▶ **Data excerpts**:
- - - - - - -

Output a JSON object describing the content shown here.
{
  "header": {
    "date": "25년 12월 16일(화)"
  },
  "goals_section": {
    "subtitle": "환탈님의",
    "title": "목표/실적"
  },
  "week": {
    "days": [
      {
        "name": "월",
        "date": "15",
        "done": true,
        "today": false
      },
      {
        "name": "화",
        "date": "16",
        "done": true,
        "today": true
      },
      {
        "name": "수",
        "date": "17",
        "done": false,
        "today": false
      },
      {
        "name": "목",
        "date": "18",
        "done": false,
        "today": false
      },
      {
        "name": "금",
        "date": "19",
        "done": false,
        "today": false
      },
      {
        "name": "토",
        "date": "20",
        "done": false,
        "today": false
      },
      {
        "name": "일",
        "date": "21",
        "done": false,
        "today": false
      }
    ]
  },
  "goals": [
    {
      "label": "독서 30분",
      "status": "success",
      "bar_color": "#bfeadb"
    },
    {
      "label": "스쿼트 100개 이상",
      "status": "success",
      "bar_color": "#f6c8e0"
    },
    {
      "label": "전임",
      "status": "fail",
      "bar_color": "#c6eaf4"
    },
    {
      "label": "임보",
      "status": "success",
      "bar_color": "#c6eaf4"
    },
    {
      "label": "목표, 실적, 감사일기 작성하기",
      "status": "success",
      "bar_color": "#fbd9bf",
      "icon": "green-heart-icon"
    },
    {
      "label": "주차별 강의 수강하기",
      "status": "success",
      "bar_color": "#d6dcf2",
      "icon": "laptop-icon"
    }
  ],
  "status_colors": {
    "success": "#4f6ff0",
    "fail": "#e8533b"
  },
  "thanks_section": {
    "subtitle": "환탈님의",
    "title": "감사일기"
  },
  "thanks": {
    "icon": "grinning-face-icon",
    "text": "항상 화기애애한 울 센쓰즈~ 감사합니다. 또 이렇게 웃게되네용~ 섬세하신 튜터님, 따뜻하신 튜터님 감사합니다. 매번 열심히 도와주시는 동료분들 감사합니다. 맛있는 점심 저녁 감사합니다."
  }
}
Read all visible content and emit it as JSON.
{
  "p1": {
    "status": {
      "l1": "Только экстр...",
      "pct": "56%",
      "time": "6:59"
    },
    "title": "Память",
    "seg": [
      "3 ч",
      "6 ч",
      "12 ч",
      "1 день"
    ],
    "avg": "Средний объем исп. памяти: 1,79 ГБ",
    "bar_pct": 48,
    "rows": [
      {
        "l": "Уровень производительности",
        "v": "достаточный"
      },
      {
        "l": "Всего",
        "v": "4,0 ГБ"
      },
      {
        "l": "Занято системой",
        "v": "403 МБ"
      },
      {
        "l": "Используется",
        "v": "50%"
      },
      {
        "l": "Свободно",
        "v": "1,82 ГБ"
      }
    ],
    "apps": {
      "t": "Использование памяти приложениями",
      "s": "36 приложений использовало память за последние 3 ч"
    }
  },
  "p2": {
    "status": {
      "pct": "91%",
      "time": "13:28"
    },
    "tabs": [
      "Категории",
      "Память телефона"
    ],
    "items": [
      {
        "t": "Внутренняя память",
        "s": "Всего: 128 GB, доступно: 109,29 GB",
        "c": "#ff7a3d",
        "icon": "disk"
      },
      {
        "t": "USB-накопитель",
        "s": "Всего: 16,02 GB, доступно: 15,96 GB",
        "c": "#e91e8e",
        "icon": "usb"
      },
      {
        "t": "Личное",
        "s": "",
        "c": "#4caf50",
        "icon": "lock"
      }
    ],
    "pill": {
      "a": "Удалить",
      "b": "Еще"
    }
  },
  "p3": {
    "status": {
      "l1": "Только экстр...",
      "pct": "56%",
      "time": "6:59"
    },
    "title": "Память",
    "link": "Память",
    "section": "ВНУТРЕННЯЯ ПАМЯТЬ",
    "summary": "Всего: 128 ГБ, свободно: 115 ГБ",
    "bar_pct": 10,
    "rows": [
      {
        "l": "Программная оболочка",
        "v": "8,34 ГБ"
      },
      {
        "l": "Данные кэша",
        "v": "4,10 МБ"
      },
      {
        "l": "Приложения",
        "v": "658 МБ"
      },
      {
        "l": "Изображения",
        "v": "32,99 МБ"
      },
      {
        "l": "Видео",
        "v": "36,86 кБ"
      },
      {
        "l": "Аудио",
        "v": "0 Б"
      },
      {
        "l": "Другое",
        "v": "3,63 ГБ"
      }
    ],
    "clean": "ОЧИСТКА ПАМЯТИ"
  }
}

- - - - - - -

▶ **Problem to work on**:
Go through the listing and print each line exactly as it appears.

▶ **Answer to the exercise**:
Output a JSON object describing the content shown here.
{
  "header": {
    "date": "25년 12월 16일(화)"
  },
  "goals_section": {
    "subtitle": "환탈님의",
    "title": "목표/실적"
  },
  "week": {
    "days": [
      {
        "name": "월",
        "date": "15",
        "done": true,
        "today": false
      },
      {
        "name": "화",
        "date": "16",
        "done": true,
        "today": true
      },
      {
        "name": "수",
        "date": "17",
        "done": false,
        "today": false
      },
      {
        "name": "목",
        "date": "18",
        "done": false,
        "today": false
      },
      {
        "name": "금",
        "date": "19",
        "done": false,
        "today": false
      },
      {
        "name": "토",
        "date": "20",
        "done": false,
        "today": false
      },
      {
        "name": "일",
        "date": "21",
        "done": false,
        "today": false
      }
    ]
  },
  "goals": [
    {
      "label": "독서 30분",
      "status": "success",
      "bar_color": "#bfeadb"
    },
    {
      "label": "스쿼트 100개 이상",
      "status": "success",
      "bar_color": "#f6c8e0"
    },
    {
      "label": "전임",
      "status": "fail",
      "bar_color": "#c6eaf4"
    },
    {
      "label": "임보",
      "status": "success",
      "bar_color": "#c6eaf4"
    },
    {
      "label": "목표, 실적, 감사일기 작성하기",
      "status": "success",
      "bar_color": "#fbd9bf",
      "icon": "green-heart-icon"
    },
    {
      "label": "주차별 강의 수강하기",
      "status": "success",
      "bar_color": "#d6dcf2",
      "icon": "laptop-icon"
    }
  ],
  "status_colors": {
    "success": "#4f6ff0",
    "fail": "#e8533b"
  },
  "thanks_section": {
    "subtitle": "환탈님의",
    "title": "감사일기"
  },
  "thanks": {
    "icon": "grinning-face-icon",
    "text": "항상 화기애애한 울 센쓰즈~ 감사합니다. 또 이렇게 웃게되네용~ 섬세하신 튜터님, 따뜻하신 튜터님 감사합니다. 매번 열심히 도와주시는 동료분들 감사합니다. 맛있는 점심 저녁 감사합니다."
  }
}
Read all visible content and emit it as JSON.
{
  "p1": {
    "status": {
      "l1": "Только экстр...",
      "pct": "56%",
      "time": "6:59"
    },
    "title": "Память",
    "seg": [
      "3 ч",
      "6 ч",
      "12 ч",
      "1 день"
    ],
    "avg": "Средний объем исп. памяти: 1,79 ГБ",
    "bar_pct": 48,
    "rows": [
      {
        "l": "Уровень производительности",
        "v": "достаточный"
      },
      {
        "l": "Всего",
        "v": "4,0 ГБ"
      },
      {
        "l": "Занято системой",
        "v": "403 МБ"
      },
      {
        "l": "Используется",
        "v": "50%"
      },
      {
        "l": "Свободно",
        "v": "1,82 ГБ"
      }
    ],
    "apps": {
      "t": "Использование памяти приложениями",
      "s": "36 приложений использовало память за последние 3 ч"
    }
  },
  "p2": {
    "status": {
      "pct": "91%",
      "time": "13:28"
    },
    "tabs": [
      "Категории",
      "Память телефона"
    ],
    "items": [
      {
        "t": "Внутренняя память",
        "s": "Всего: 128 GB, доступно: 109,29 GB",
        "c": "#ff7a3d",
        "icon": "disk"
      },
      {
        "t": "USB-накопитель",
        "s": "Всего: 16,02 GB, доступно: 15,96 GB",
        "c": "#e91e8e",
        "icon": "usb"
      },
      {
        "t": "Личное",
        "s": "",
        "c": "#4caf50",
        "icon": "lock"
      }
    ],
    "pill": {
      "a": "Удалить",
      "b": "Еще"
    }
  },
  "p3": {
    "status": {
      "l1": "Только экстр...",
      "pct": "56%",
      "time": "6:59"
    },
    "title": "Память",
    "link": "Память",
    "section": "ВНУТРЕННЯЯ ПАМЯТЬ",
    "summary": "Всего: 128 ГБ, свободно: 115 ГБ",
    "bar_pct": 10,
    "rows": [
      {
        "l": "Программная оболочка",
        "v": "8,34 ГБ"
      },
      {
        "l": "Данные кэша",
        "v": "4,10 МБ"
      },
      {
        "l": "Приложения",
        "v": "658 МБ"
      },
      {
        "l": "Изображения",
        "v": "32,99 МБ"
      },
      {
        "l": "Видео",
        "v": "36,86 кБ"
      },
      {
        "l": "Аудио",
        "v": "0 Б"
      },
      {
        "l": "Другое",
        "v": "3,63 ГБ"
      }
    ],
    "clean": "ОЧИСТКА ПАМЯТИ"
  }
}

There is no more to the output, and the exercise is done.